- **GOAL**
Count how many lines contain the word "name". Please give only the number.
-- SUPPLIED DATA start --
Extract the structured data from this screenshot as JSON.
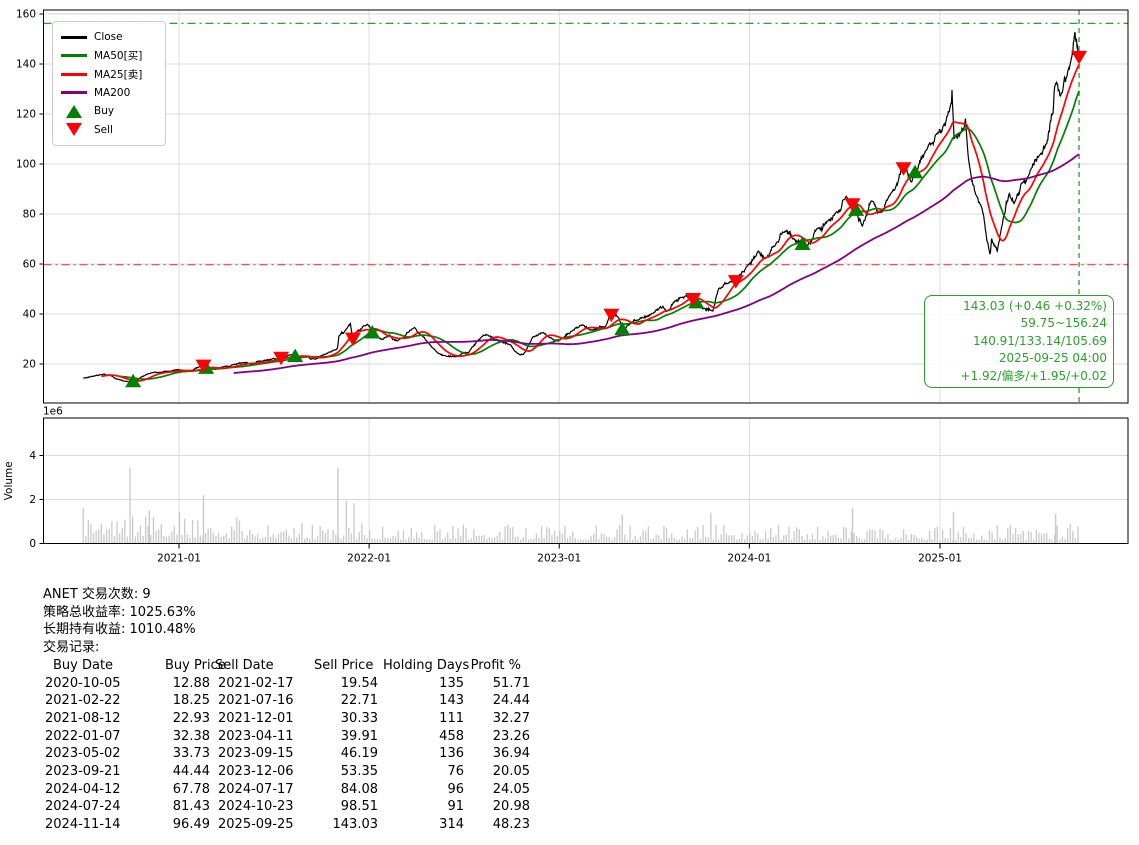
{
  "colors": {
    "close": "#000000",
    "ma50": "#008000",
    "ma25": "#ff0000",
    "ma200": "#800080",
    "buy": "#008000",
    "sell": "#ff0000",
    "hi_line": "#2ca02c",
    "lo_line": "#ff5050",
    "cursor": "#2ca02c",
    "annotation": "#2ca02c",
    "grid": "#d9d9d9",
    "volume_bar": "#c9c9c9",
    "axis": "#000000"
  },
  "legend": {
    "items": [
      {
        "label": "Close",
        "swatch": "line"
      },
      {
        "label": "MA50[买]",
        "swatch": "line"
      },
      {
        "label": "MA25[卖]",
        "swatch": "line"
      },
      {
        "label": "MA200",
        "swatch": "line"
      },
      {
        "label": "Buy",
        "swatch": "triangle-up"
      },
      {
        "label": "Sell",
        "swatch": "triangle-down"
      }
    ]
  },
  "price_axis": {
    "y_ticks": [
      20,
      40,
      60,
      80,
      100,
      120,
      140,
      160
    ],
    "x_ticks": [
      {
        "label": "2021-01",
        "date": "2021-01-01"
      },
      {
        "label": "2022-01",
        "date": "2022-01-01"
      },
      {
        "label": "2023-01",
        "date": "2023-01-01"
      },
      {
        "label": "2024-01",
        "date": "2024-01-01"
      },
      {
        "label": "2025-01",
        "date": "2025-01-01"
      }
    ],
    "hlines": [
      {
        "value": 156.24,
        "style": "dashdot",
        "color_key": "hi_line"
      },
      {
        "value": 59.75,
        "style": "dashdot",
        "color_key": "lo_line"
      }
    ],
    "vline": {
      "date": "2025-09-25",
      "style": "dashed",
      "color_key": "cursor"
    }
  },
  "volume_axis": {
    "ylabel": "Volume",
    "offset_label": "1e6",
    "y_ticks": [
      0,
      2,
      4
    ]
  },
  "annotation": {
    "lines": [
      "143.03 (+0.46 +0.32%)",
      "59.75~156.24",
      "140.91/133.14/105.69",
      "2025-09-25 04:00",
      "+1.92/偏多/+1.95/+0.02"
    ]
  },
  "stats_lines": [
    "ANET 交易次数: 9",
    "策略总收益率: 1025.63%",
    "长期持有收益: 1010.48%",
    "交易记录:"
  ],
  "trade_table": {
    "headers": [
      "Buy Date",
      "Buy Price",
      "Sell Date",
      "Sell Price",
      "Holding Days",
      "Profit %"
    ],
    "rows": [
      [
        "2020-10-05",
        "12.88",
        "2021-02-17",
        "19.54",
        "135",
        "51.71"
      ],
      [
        "2021-02-22",
        "18.25",
        "2021-07-16",
        "22.71",
        "143",
        "24.44"
      ],
      [
        "2021-08-12",
        "22.93",
        "2021-12-01",
        "30.33",
        "111",
        "32.27"
      ],
      [
        "2022-01-07",
        "32.38",
        "2023-04-11",
        "39.91",
        "458",
        "23.26"
      ],
      [
        "2023-05-02",
        "33.73",
        "2023-09-15",
        "46.19",
        "136",
        "36.94"
      ],
      [
        "2023-09-21",
        "44.44",
        "2023-12-06",
        "53.35",
        "76",
        "20.05"
      ],
      [
        "2024-04-12",
        "67.78",
        "2024-07-17",
        "84.08",
        "96",
        "24.05"
      ],
      [
        "2024-07-24",
        "81.43",
        "2024-10-23",
        "98.51",
        "91",
        "20.98"
      ],
      [
        "2024-11-14",
        "96.49",
        "2025-09-25",
        "143.03",
        "314",
        "48.23"
      ]
    ]
  },
  "chart_data": [
    {
      "type": "line",
      "title": "",
      "symbol": "ANET",
      "x_range": [
        "2020-07-01",
        "2025-09-25"
      ],
      "ylim": [
        3,
        162
      ],
      "grid": true,
      "legend_position": "upper-left",
      "series": [
        {
          "name": "Close",
          "color_key": "close",
          "points": [
            [
              "2020-07-01",
              14.3
            ],
            [
              "2020-07-20",
              15.1
            ],
            [
              "2020-08-10",
              16.0
            ],
            [
              "2020-08-24",
              15.3
            ],
            [
              "2020-09-08",
              13.8
            ],
            [
              "2020-09-23",
              13.1
            ],
            [
              "2020-10-05",
              12.88
            ],
            [
              "2020-10-19",
              14.6
            ],
            [
              "2020-11-04",
              16.1
            ],
            [
              "2020-11-23",
              16.6
            ],
            [
              "2020-12-14",
              17.1
            ],
            [
              "2021-01-04",
              17.6
            ],
            [
              "2021-01-25",
              17.3
            ],
            [
              "2021-02-09",
              18.9
            ],
            [
              "2021-02-17",
              19.54
            ],
            [
              "2021-02-22",
              18.25
            ],
            [
              "2021-03-08",
              17.9
            ],
            [
              "2021-03-29",
              19.0
            ],
            [
              "2021-04-16",
              19.8
            ],
            [
              "2021-05-04",
              20.6
            ],
            [
              "2021-05-19",
              19.9
            ],
            [
              "2021-06-10",
              21.1
            ],
            [
              "2021-07-01",
              22.3
            ],
            [
              "2021-07-16",
              22.71
            ],
            [
              "2021-08-02",
              23.6
            ],
            [
              "2021-08-12",
              22.93
            ],
            [
              "2021-08-31",
              23.2
            ],
            [
              "2021-09-20",
              21.9
            ],
            [
              "2021-10-08",
              23.8
            ],
            [
              "2021-10-26",
              25.6
            ],
            [
              "2021-11-01",
              26.3
            ],
            [
              "2021-11-04",
              31.2
            ],
            [
              "2021-11-19",
              34.2
            ],
            [
              "2021-11-26",
              36.2
            ],
            [
              "2021-12-01",
              30.33
            ],
            [
              "2021-12-10",
              33.5
            ],
            [
              "2021-12-29",
              35.9
            ],
            [
              "2022-01-07",
              32.38
            ],
            [
              "2022-01-27",
              29.8
            ],
            [
              "2022-02-09",
              31.6
            ],
            [
              "2022-02-24",
              29.2
            ],
            [
              "2022-03-29",
              34.6
            ],
            [
              "2022-04-26",
              28.2
            ],
            [
              "2022-05-12",
              24.6
            ],
            [
              "2022-05-26",
              23.4
            ],
            [
              "2022-06-16",
              22.9
            ],
            [
              "2022-07-11",
              24.6
            ],
            [
              "2022-08-04",
              30.6
            ],
            [
              "2022-08-16",
              31.6
            ],
            [
              "2022-09-06",
              29.2
            ],
            [
              "2022-09-30",
              27.6
            ],
            [
              "2022-10-13",
              24.2
            ],
            [
              "2022-10-24",
              23.8
            ],
            [
              "2022-11-11",
              30.8
            ],
            [
              "2022-12-01",
              32.6
            ],
            [
              "2022-12-22",
              29.6
            ],
            [
              "2023-01-05",
              30.1
            ],
            [
              "2023-01-26",
              33.2
            ],
            [
              "2023-02-14",
              35.6
            ],
            [
              "2023-03-02",
              33.6
            ],
            [
              "2023-03-31",
              35.0
            ],
            [
              "2023-04-11",
              39.91
            ],
            [
              "2023-04-25",
              38.6
            ],
            [
              "2023-05-02",
              33.73
            ],
            [
              "2023-05-17",
              36.1
            ],
            [
              "2023-06-02",
              37.6
            ],
            [
              "2023-06-30",
              40.3
            ],
            [
              "2023-07-19",
              43.1
            ],
            [
              "2023-07-28",
              41.2
            ],
            [
              "2023-08-08",
              44.6
            ],
            [
              "2023-08-24",
              46.6
            ],
            [
              "2023-09-15",
              46.19
            ],
            [
              "2023-09-21",
              44.44
            ],
            [
              "2023-10-03",
              42.1
            ],
            [
              "2023-10-23",
              41.2
            ],
            [
              "2023-11-03",
              50.1
            ],
            [
              "2023-11-21",
              52.2
            ],
            [
              "2023-12-06",
              53.35
            ],
            [
              "2023-12-28",
              59.2
            ],
            [
              "2024-01-18",
              65.2
            ],
            [
              "2024-02-01",
              62.3
            ],
            [
              "2024-02-20",
              67.6
            ],
            [
              "2024-03-07",
              72.6
            ],
            [
              "2024-03-26",
              70.1
            ],
            [
              "2024-04-12",
              67.78
            ],
            [
              "2024-04-19",
              66.2
            ],
            [
              "2024-05-10",
              74.2
            ],
            [
              "2024-05-31",
              77.2
            ],
            [
              "2024-06-14",
              80.2
            ],
            [
              "2024-07-05",
              87.1
            ],
            [
              "2024-07-17",
              84.08
            ],
            [
              "2024-07-24",
              81.43
            ],
            [
              "2024-08-05",
              75.2
            ],
            [
              "2024-08-22",
              85.2
            ],
            [
              "2024-09-06",
              80.6
            ],
            [
              "2024-09-25",
              87.2
            ],
            [
              "2024-10-07",
              90.2
            ],
            [
              "2024-10-23",
              98.51
            ],
            [
              "2024-11-01",
              95.2
            ],
            [
              "2024-11-07",
              92.8
            ],
            [
              "2024-11-14",
              96.49
            ],
            [
              "2024-12-06",
              105.6
            ],
            [
              "2024-12-26",
              112.2
            ],
            [
              "2025-01-07",
              115.2
            ],
            [
              "2025-01-22",
              124.2
            ],
            [
              "2025-01-24",
              129.6
            ],
            [
              "2025-01-28",
              110.2
            ],
            [
              "2025-02-10",
              112.6
            ],
            [
              "2025-02-19",
              118.2
            ],
            [
              "2025-02-26",
              100.2
            ],
            [
              "2025-03-10",
              88.2
            ],
            [
              "2025-03-25",
              80.2
            ],
            [
              "2025-04-07",
              63.9
            ],
            [
              "2025-04-10",
              70.2
            ],
            [
              "2025-04-21",
              65.2
            ],
            [
              "2025-04-30",
              75.3
            ],
            [
              "2025-05-14",
              88.2
            ],
            [
              "2025-05-23",
              84.2
            ],
            [
              "2025-06-06",
              92.2
            ],
            [
              "2025-06-25",
              98.2
            ],
            [
              "2025-07-10",
              103.2
            ],
            [
              "2025-07-25",
              108.2
            ],
            [
              "2025-08-06",
              120.2
            ],
            [
              "2025-08-11",
              132.2
            ],
            [
              "2025-08-20",
              127.2
            ],
            [
              "2025-09-02",
              135.2
            ],
            [
              "2025-09-10",
              142.2
            ],
            [
              "2025-09-17",
              152.8
            ],
            [
              "2025-09-22",
              147.2
            ],
            [
              "2025-09-25",
              143.03
            ]
          ]
        },
        {
          "name": "MA50[买]",
          "color_key": "ma50",
          "derived": "moving_average_of_close",
          "window_days": 72
        },
        {
          "name": "MA25[卖]",
          "color_key": "ma25",
          "derived": "moving_average_of_close",
          "window_days": 36
        },
        {
          "name": "MA200",
          "color_key": "ma200",
          "derived": "moving_average_of_close",
          "window_days": 290
        }
      ],
      "markers": {
        "buy": [
          [
            "2020-10-05",
            12.88
          ],
          [
            "2021-02-22",
            18.25
          ],
          [
            "2021-08-12",
            22.93
          ],
          [
            "2022-01-07",
            32.38
          ],
          [
            "2023-05-02",
            33.73
          ],
          [
            "2023-09-21",
            44.44
          ],
          [
            "2024-04-12",
            67.78
          ],
          [
            "2024-07-24",
            81.43
          ],
          [
            "2024-11-14",
            96.49
          ]
        ],
        "sell": [
          [
            "2021-02-17",
            19.54
          ],
          [
            "2021-07-16",
            22.71
          ],
          [
            "2021-12-01",
            30.33
          ],
          [
            "2023-04-11",
            39.91
          ],
          [
            "2023-09-15",
            46.19
          ],
          [
            "2023-12-06",
            53.35
          ],
          [
            "2024-07-17",
            84.08
          ],
          [
            "2024-10-23",
            98.51
          ],
          [
            "2025-09-25",
            143.03
          ]
        ]
      }
    },
    {
      "type": "bar",
      "name": "Volume",
      "unit": "1e6",
      "ylim": [
        0,
        5.7
      ],
      "profile": [
        [
          "2020-07-01",
          0.85
        ],
        [
          "2020-12-01",
          0.8
        ],
        [
          "2021-04-01",
          0.6
        ],
        [
          "2021-09-01",
          0.5
        ],
        [
          "2022-01-01",
          0.48
        ],
        [
          "2023-01-01",
          0.44
        ],
        [
          "2024-01-01",
          0.46
        ],
        [
          "2025-01-01",
          0.4
        ],
        [
          "2025-09-25",
          0.5
        ]
      ],
      "spikes": [
        [
          "2020-11-05",
          1.5
        ],
        [
          "2021-02-17",
          2.2
        ],
        [
          "2021-11-02",
          3.45
        ],
        [
          "2023-05-02",
          1.3
        ],
        [
          "2024-07-17",
          1.6
        ],
        [
          "2025-01-27",
          1.45
        ],
        [
          "2025-08-11",
          1.35
        ]
      ]
    }
  ]
}
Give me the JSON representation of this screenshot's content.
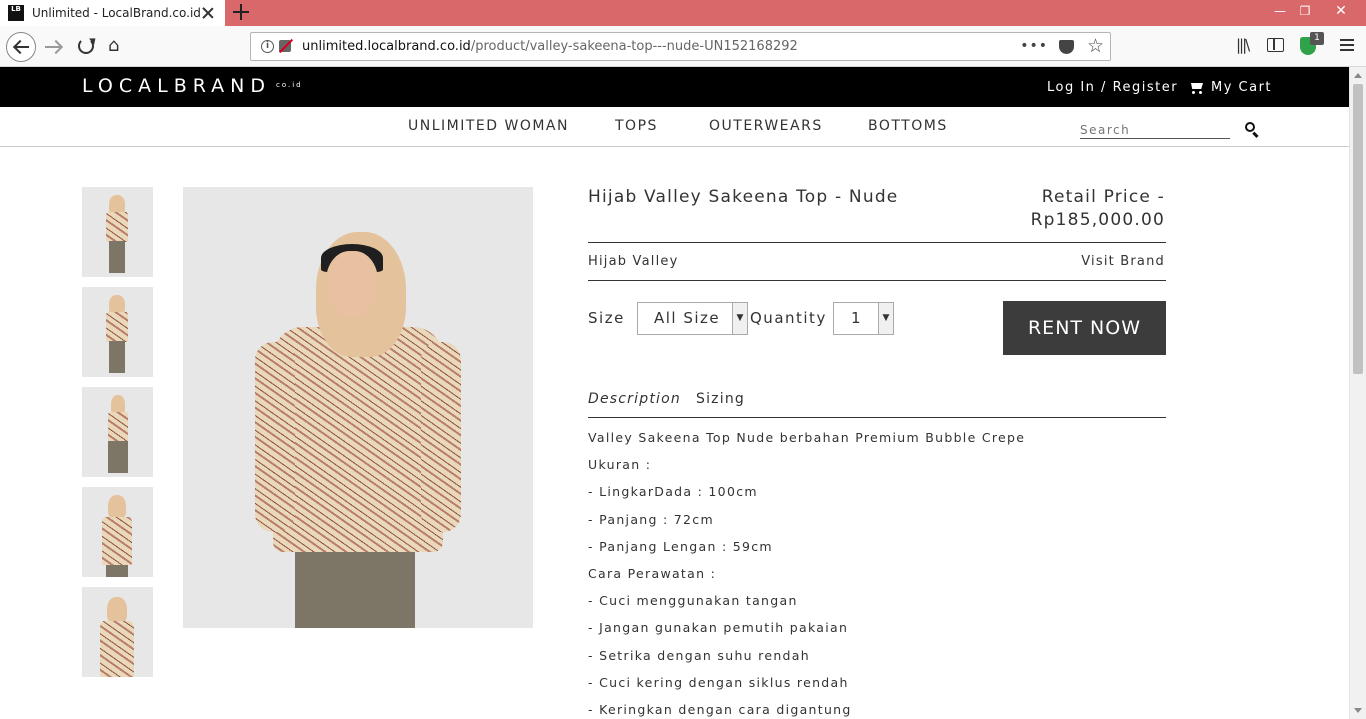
-- SUPPLIED DATA end --
- **THE COMPLETED TASK**
5